[Rows from a figure dataset]
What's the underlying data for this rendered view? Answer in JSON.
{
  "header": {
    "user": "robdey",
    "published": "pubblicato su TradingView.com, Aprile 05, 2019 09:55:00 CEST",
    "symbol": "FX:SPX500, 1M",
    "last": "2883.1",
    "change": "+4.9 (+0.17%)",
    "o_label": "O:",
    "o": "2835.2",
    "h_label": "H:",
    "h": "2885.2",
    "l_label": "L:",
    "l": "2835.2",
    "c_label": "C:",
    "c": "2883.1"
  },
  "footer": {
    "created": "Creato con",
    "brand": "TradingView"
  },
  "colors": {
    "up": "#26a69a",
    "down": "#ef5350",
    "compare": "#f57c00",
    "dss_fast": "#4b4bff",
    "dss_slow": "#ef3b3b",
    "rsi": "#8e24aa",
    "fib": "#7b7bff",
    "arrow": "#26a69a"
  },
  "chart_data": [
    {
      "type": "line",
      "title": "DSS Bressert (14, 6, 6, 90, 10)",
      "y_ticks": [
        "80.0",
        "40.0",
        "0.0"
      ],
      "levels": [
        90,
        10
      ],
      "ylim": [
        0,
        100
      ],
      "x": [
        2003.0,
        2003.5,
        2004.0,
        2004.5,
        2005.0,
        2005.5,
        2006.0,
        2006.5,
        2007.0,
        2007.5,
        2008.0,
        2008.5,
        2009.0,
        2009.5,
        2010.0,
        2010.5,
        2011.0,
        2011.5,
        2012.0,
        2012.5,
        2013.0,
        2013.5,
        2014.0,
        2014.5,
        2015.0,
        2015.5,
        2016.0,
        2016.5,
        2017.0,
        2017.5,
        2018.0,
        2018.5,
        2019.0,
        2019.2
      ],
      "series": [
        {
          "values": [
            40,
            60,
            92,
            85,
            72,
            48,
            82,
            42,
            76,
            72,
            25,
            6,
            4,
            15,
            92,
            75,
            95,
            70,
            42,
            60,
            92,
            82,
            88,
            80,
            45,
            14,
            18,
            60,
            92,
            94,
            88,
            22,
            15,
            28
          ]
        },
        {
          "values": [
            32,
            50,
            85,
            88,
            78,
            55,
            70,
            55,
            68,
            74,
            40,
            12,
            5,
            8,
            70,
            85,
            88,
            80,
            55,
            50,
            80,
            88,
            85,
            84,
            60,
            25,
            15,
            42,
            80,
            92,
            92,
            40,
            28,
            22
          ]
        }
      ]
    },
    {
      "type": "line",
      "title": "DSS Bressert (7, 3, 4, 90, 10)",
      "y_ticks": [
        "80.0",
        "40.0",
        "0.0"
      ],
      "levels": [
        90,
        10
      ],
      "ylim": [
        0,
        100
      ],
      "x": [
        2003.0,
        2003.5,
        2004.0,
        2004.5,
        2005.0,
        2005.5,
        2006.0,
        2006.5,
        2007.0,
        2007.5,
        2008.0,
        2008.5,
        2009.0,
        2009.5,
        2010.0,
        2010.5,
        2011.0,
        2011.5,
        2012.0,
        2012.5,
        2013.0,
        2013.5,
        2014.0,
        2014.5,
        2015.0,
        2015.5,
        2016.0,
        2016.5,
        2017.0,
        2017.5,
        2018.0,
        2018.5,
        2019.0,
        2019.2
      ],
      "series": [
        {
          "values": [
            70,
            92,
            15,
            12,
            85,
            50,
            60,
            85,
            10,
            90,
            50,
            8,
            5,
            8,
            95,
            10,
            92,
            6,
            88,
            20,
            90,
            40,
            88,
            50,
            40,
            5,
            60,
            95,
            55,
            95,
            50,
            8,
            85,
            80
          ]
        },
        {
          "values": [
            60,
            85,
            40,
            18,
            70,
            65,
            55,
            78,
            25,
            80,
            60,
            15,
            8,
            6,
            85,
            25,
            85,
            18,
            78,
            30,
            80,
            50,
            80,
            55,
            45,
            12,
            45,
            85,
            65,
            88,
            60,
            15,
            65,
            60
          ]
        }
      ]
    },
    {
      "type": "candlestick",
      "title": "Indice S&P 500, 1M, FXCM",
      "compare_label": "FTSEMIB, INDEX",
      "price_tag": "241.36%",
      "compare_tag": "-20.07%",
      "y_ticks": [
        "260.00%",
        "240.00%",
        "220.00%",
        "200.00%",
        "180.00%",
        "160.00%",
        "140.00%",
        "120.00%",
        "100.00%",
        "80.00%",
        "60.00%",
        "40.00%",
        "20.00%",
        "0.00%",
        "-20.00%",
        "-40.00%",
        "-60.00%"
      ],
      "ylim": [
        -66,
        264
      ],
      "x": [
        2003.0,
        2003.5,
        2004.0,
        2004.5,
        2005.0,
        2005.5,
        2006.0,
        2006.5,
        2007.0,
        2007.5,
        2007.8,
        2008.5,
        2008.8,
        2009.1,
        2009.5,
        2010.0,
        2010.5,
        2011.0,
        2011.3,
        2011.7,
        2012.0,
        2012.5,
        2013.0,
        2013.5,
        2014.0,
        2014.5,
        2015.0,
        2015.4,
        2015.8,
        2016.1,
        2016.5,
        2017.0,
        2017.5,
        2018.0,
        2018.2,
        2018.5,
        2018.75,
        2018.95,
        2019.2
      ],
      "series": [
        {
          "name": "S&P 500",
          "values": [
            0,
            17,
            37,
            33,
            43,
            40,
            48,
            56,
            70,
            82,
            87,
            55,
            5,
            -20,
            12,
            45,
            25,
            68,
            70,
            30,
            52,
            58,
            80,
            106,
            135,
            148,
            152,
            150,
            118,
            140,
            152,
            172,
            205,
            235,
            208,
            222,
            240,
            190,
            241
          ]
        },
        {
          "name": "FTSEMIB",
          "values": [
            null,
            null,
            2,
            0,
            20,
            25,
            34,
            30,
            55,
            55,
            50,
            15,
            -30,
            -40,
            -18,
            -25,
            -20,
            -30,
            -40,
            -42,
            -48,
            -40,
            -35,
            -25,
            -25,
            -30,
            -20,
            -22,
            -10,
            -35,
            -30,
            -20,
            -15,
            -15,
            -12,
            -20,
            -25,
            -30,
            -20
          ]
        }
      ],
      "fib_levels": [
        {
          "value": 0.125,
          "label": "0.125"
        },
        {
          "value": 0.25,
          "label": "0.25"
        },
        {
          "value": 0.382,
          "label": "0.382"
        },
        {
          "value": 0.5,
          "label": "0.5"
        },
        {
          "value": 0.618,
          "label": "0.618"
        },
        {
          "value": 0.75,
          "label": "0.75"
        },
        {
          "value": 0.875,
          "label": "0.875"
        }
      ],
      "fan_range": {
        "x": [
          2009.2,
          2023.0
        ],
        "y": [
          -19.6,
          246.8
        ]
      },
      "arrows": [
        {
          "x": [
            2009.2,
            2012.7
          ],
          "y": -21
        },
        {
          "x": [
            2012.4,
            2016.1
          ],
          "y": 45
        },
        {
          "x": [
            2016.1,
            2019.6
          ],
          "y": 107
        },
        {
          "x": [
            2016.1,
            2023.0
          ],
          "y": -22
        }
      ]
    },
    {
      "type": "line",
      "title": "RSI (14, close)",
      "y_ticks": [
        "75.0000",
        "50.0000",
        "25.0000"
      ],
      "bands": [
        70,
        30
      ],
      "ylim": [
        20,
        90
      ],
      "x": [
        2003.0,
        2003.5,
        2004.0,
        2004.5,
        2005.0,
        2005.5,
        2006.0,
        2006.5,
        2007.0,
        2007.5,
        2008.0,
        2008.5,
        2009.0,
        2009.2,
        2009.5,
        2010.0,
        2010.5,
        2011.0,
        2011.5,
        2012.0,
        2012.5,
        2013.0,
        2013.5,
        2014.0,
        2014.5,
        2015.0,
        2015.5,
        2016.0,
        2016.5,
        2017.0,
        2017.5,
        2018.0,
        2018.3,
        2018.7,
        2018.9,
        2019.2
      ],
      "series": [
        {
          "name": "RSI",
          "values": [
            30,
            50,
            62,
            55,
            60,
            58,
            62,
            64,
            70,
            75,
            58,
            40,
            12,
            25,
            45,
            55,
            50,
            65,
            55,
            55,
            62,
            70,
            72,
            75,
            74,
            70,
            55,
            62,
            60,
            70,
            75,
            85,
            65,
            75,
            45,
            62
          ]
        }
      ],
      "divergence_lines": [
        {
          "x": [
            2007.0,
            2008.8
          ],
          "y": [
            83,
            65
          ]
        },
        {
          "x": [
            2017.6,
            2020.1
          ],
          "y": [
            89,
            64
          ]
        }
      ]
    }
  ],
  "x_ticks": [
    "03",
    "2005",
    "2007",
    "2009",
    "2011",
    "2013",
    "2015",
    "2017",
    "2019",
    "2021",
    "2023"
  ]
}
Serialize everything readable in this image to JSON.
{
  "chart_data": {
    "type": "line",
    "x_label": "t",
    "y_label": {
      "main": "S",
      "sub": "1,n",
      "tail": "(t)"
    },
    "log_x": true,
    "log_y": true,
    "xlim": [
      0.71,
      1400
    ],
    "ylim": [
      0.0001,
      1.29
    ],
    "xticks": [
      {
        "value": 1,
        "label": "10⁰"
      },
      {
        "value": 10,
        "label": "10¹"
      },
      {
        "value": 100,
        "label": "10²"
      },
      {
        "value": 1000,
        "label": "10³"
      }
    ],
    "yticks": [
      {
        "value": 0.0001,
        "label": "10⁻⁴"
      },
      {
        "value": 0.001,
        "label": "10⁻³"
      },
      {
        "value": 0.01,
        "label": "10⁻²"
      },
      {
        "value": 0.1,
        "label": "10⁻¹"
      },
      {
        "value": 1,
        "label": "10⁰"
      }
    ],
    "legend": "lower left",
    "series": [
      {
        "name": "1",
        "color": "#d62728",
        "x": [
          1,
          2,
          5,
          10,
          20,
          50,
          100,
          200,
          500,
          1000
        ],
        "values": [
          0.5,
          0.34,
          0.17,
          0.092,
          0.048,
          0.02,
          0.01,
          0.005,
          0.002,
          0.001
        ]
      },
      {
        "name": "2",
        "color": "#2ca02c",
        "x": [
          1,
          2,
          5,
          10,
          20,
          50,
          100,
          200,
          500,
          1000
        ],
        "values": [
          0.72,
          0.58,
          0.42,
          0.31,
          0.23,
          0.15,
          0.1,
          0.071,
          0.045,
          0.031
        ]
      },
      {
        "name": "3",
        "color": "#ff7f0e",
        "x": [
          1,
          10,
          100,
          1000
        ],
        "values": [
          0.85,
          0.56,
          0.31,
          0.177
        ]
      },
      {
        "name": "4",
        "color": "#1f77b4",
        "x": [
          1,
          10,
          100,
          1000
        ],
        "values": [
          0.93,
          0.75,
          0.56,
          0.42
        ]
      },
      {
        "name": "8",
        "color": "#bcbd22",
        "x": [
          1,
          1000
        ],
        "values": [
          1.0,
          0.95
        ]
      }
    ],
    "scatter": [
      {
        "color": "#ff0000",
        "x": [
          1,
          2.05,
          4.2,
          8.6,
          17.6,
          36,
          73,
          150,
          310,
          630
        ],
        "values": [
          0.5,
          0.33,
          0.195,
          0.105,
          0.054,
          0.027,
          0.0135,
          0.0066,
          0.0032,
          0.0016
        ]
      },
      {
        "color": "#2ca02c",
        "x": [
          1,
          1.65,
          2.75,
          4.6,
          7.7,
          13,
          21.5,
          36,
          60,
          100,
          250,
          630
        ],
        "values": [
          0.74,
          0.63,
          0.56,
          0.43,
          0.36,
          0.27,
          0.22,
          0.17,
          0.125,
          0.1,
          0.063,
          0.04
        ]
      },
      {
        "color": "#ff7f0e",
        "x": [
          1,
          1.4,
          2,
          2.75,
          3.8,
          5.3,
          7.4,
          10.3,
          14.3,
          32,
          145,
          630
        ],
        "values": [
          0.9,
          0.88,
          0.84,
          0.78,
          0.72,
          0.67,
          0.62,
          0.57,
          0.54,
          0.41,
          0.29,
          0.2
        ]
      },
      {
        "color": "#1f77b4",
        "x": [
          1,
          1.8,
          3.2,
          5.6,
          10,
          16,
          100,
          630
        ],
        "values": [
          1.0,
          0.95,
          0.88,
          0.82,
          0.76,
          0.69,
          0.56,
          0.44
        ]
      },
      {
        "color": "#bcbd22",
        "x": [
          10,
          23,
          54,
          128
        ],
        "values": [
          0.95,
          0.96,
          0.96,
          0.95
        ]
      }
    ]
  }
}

== EXERCISE PROMPT ==
Within the listing above, find every line containing the string "FTSEMIB" and return it.

== ANSWER FOR THE TASK ==
      "compare_label": "FTSEMIB, INDEX",
          "name": "FTSEMIB",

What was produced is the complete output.